* _Task directions_:
Every word of every entry must be retyped exactly.
[[ Given data, beginning ]]
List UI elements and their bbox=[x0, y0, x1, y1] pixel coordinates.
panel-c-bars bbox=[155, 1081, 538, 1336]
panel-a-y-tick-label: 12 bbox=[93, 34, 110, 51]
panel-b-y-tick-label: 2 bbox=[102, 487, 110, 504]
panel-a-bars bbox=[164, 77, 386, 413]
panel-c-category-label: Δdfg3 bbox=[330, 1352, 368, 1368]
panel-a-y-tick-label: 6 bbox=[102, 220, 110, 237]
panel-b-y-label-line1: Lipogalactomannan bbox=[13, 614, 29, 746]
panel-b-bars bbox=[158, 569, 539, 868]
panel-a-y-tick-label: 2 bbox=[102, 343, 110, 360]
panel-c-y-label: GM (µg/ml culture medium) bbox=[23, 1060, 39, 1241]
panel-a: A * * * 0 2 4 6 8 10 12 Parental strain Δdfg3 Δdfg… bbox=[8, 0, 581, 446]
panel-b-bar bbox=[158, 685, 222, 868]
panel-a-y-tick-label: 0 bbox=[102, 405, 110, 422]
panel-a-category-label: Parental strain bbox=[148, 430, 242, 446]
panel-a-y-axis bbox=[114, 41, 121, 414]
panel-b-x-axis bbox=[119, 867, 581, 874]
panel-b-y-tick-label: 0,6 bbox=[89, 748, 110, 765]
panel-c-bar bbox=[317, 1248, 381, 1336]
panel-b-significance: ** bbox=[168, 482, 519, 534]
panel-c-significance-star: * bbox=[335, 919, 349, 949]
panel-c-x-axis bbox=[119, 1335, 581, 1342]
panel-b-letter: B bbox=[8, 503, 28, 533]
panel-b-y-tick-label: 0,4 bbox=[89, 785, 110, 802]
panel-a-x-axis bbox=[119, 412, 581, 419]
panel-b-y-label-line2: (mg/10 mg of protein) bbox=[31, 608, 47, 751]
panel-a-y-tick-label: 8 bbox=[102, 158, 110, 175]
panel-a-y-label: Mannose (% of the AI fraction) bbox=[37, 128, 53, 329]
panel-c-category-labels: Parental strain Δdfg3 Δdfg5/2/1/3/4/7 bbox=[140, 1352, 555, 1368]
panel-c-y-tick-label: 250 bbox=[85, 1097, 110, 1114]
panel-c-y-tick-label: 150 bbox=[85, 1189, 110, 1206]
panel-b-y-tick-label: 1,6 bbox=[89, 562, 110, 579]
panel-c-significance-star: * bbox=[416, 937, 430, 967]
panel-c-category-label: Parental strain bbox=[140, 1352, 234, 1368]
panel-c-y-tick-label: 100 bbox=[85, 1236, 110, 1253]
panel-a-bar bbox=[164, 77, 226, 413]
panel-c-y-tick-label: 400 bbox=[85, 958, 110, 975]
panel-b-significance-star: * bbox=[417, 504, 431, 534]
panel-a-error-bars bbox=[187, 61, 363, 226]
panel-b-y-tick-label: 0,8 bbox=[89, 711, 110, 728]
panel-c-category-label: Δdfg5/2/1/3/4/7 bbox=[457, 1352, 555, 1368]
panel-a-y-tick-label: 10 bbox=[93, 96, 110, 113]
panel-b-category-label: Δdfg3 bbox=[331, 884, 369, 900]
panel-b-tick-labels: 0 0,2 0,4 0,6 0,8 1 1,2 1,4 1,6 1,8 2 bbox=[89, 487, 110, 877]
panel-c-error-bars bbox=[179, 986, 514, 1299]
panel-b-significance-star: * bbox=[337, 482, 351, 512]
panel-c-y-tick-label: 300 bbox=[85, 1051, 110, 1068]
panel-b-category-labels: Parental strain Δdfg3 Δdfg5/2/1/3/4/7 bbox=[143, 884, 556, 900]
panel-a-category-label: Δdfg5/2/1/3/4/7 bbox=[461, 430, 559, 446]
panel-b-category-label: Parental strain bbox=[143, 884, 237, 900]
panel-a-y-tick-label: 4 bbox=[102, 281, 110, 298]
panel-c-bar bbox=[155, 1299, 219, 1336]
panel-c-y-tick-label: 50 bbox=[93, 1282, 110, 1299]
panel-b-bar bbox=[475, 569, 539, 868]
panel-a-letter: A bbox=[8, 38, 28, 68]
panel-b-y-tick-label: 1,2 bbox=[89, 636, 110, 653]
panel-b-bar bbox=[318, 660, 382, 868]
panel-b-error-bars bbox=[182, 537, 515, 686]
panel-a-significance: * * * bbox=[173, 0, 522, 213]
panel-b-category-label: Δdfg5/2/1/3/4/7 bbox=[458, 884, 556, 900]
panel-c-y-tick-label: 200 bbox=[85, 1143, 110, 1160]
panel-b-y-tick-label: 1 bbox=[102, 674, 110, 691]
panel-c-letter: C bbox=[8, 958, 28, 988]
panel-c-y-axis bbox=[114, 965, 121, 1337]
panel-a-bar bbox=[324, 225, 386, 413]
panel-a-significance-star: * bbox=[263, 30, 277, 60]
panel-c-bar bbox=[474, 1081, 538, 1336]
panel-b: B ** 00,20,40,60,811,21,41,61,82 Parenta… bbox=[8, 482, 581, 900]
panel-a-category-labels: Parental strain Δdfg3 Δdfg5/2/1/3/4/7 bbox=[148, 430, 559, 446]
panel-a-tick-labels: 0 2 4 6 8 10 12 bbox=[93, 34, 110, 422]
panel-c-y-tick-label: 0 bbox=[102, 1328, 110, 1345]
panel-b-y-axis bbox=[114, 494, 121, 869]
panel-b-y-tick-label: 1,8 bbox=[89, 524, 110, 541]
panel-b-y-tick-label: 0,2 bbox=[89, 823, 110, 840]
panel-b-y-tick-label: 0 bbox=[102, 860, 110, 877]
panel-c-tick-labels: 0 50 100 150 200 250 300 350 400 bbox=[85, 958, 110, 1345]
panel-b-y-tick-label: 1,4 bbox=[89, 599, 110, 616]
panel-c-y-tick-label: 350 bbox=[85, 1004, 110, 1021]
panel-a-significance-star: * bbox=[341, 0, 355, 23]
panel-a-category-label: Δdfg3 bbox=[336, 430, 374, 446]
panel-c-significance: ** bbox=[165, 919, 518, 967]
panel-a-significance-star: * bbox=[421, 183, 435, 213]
[[ Given data, end ]]
* _Reply to the task_:
List UI elements and their bbox=[x0, y0, x1, y1] pixel coordinates.
panel-c-bars bbox=[155, 1081, 538, 1336]
panel-a-y-tick-label: 12 bbox=[93, 34, 110, 51]
panel-b-y-tick-label: 2 bbox=[102, 487, 110, 504]
panel-a-bars bbox=[164, 77, 386, 413]
panel-c-category-label: Δdfg3 bbox=[330, 1352, 368, 1368]
panel-a-y-tick-label: 6 bbox=[102, 220, 110, 237]
panel-b-y-label-line1: Lipogalactomannan bbox=[13, 614, 29, 746]
panel-b-bars bbox=[158, 569, 539, 868]
panel-a-y-tick-label: 2 bbox=[102, 343, 110, 360]
panel-c-y-label: GM (µg/ml culture medium) bbox=[23, 1060, 39, 1241]
panel-a: A * * * 0 2 4 6 8 10 12 Parental strain Δdfg3 Δdfg… bbox=[8, 0, 581, 446]
panel-b-bar bbox=[158, 685, 222, 868]
panel-a-y-tick-label: 0 bbox=[102, 405, 110, 422]
panel-a-category-label: Parental strain bbox=[148, 430, 242, 446]
panel-a-y-axis bbox=[114, 41, 121, 414]
panel-b-x-axis bbox=[119, 867, 581, 874]
panel-b-y-tick-label: 0,6 bbox=[89, 748, 110, 765]
panel-c-bar bbox=[317, 1248, 381, 1336]
panel-b-significance: ** bbox=[168, 482, 519, 534]
panel-c-significance-star: * bbox=[335, 919, 349, 949]
panel-c-x-axis bbox=[119, 1335, 581, 1342]
panel-b-letter: B bbox=[8, 503, 28, 533]
panel-b-y-tick-label: 0,4 bbox=[89, 785, 110, 802]
panel-a-x-axis bbox=[119, 412, 581, 419]
panel-b-y-label-line2: (mg/10 mg of protein) bbox=[31, 608, 47, 751]
panel-a-y-tick-label: 8 bbox=[102, 158, 110, 175]
panel-a-y-label: Mannose (% of the AI fraction) bbox=[37, 128, 53, 329]
panel-c-category-labels: Parental strain Δdfg3 Δdfg5/2/1/3/4/7 bbox=[140, 1352, 555, 1368]
panel-c-y-tick-label: 250 bbox=[85, 1097, 110, 1114]
panel-c-y-tick-label: 150 bbox=[85, 1189, 110, 1206]
panel-b-y-tick-label: 1,6 bbox=[89, 562, 110, 579]
panel-c-significance-star: * bbox=[416, 937, 430, 967]
panel-c-category-label: Parental strain bbox=[140, 1352, 234, 1368]
panel-c-y-tick-label: 100 bbox=[85, 1236, 110, 1253]
panel-a-bar bbox=[164, 77, 226, 413]
panel-c-y-tick-label: 400 bbox=[85, 958, 110, 975]
panel-b-significance-star: * bbox=[417, 504, 431, 534]
panel-a-error-bars bbox=[187, 61, 363, 226]
panel-b-y-tick-label: 0,8 bbox=[89, 711, 110, 728]
panel-c-category-label: Δdfg5/2/1/3/4/7 bbox=[457, 1352, 555, 1368]
panel-a-y-tick-label: 10 bbox=[93, 96, 110, 113]
panel-b-category-label: Δdfg3 bbox=[331, 884, 369, 900]
panel-b-tick-labels: 0 0,2 0,4 0,6 0,8 1 1,2 1,4 1,6 1,8 2 bbox=[89, 487, 110, 877]
panel-c-error-bars bbox=[179, 986, 514, 1299]
panel-b-significance-star: * bbox=[337, 482, 351, 512]
panel-c-y-tick-label: 300 bbox=[85, 1051, 110, 1068]
panel-b-category-labels: Parental strain Δdfg3 Δdfg5/2/1/3/4/7 bbox=[143, 884, 556, 900]
panel-a-category-label: Δdfg5/2/1/3/4/7 bbox=[461, 430, 559, 446]
panel-b-category-label: Parental strain bbox=[143, 884, 237, 900]
panel-a-y-tick-label: 4 bbox=[102, 281, 110, 298]
panel-c-bar bbox=[155, 1299, 219, 1336]
panel-c-y-tick-label: 50 bbox=[93, 1282, 110, 1299]
panel-b-bar bbox=[475, 569, 539, 868]
panel-a-letter: A bbox=[8, 38, 28, 68]
panel-b-y-tick-label: 1,2 bbox=[89, 636, 110, 653]
panel-b-bar bbox=[318, 660, 382, 868]
panel-b-error-bars bbox=[182, 537, 515, 686]
panel-a-significance: * * * bbox=[173, 0, 522, 213]
panel-b-category-label: Δdfg5/2/1/3/4/7 bbox=[458, 884, 556, 900]
panel-c-y-tick-label: 200 bbox=[85, 1143, 110, 1160]
panel-b-y-tick-label: 1 bbox=[102, 674, 110, 691]
panel-c-letter: C bbox=[8, 958, 28, 988]
panel-c-y-axis bbox=[114, 965, 121, 1337]
panel-a-bar bbox=[324, 225, 386, 413]
panel-a-significance-star: * bbox=[263, 30, 277, 60]
panel-c-bar bbox=[474, 1081, 538, 1336]
panel-b: B ** 00,20,40,60,811,21,41,61,82 Parenta… bbox=[8, 482, 581, 900]
panel-a-category-labels: Parental strain Δdfg3 Δdfg5/2/1/3/4/7 bbox=[148, 430, 559, 446]
panel-a-tick-labels: 0 2 4 6 8 10 12 bbox=[93, 34, 110, 422]
panel-c-y-tick-label: 0 bbox=[102, 1328, 110, 1345]
panel-b-y-axis bbox=[114, 494, 121, 869]
panel-b-y-tick-label: 1,8 bbox=[89, 524, 110, 541]
panel-b-y-tick-label: 0,2 bbox=[89, 823, 110, 840]
panel-b-y-tick-label: 0 bbox=[102, 860, 110, 877]
panel-c-tick-labels: 0 50 100 150 200 250 300 350 400 bbox=[85, 958, 110, 1345]
panel-b-y-tick-label: 1,4 bbox=[89, 599, 110, 616]
panel-c-y-tick-label: 350 bbox=[85, 1004, 110, 1021]
panel-a-significance-star: * bbox=[341, 0, 355, 23]
panel-a-category-label: Δdfg3 bbox=[336, 430, 374, 446]
panel-c-significance: ** bbox=[165, 919, 518, 967]
panel-a-significance-star: * bbox=[421, 183, 435, 213]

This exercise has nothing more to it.